**PROBLEM DETAILS**
Tally up the lines carrying the string "Konfucije" and respond with only the resulting number.

[START DATA SUPPLIED]

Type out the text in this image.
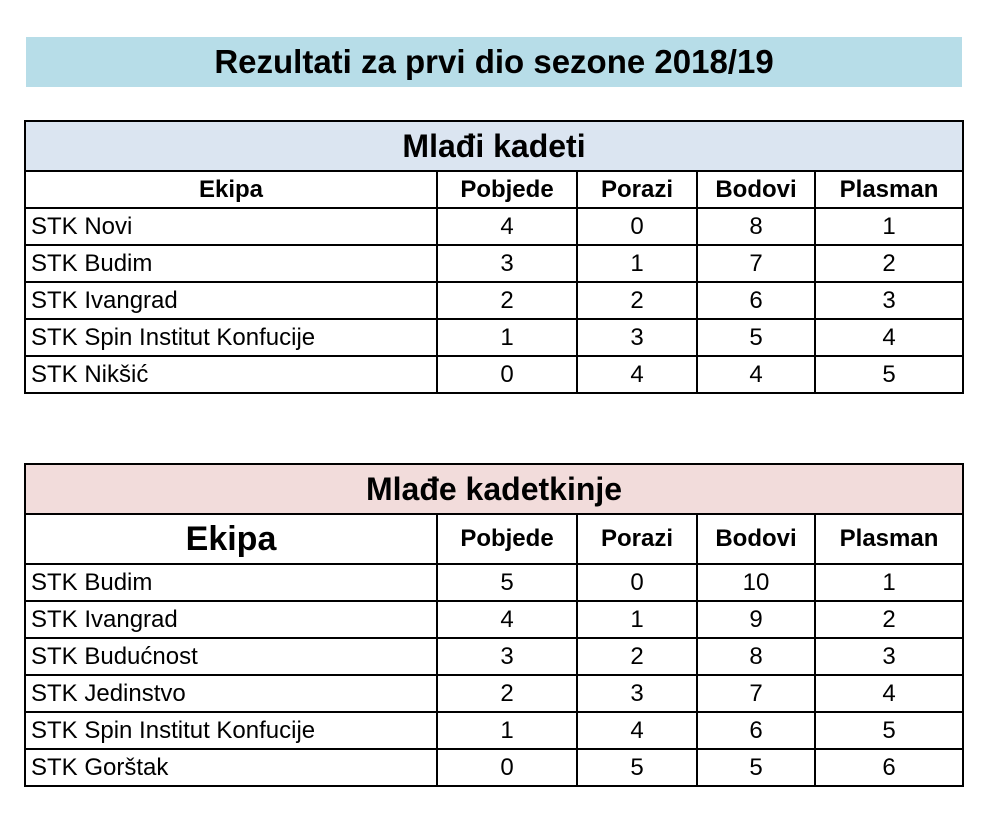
Rezultati za prvi dio sezone 2018/19
Mlađi kadeti				
Ekipa	Pobjede	Porazi	Bodovi	Plasman
STK Novi	4	0	8	1
STK Budim	3	1	7	2
STK Ivangrad	2	2	6	3
STK Spin Institut Konfucije	1	3	5	4
STK Nikšić	0	4	4	5
Mlađe kadetkinje				
Ekipa	Pobjede	Porazi	Bodovi	Plasman
STK Budim	5	0	10	1
STK Ivangrad	4	1	9	2
STK Budućnost	3	2	8	3
STK Jedinstvo	2	3	7	4
STK Spin Institut Konfucije	1	4	6	5
STK Gorštak	0	5	5	6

[END DATA SUPPLIED]

**COMPLETE OUTPUT**
2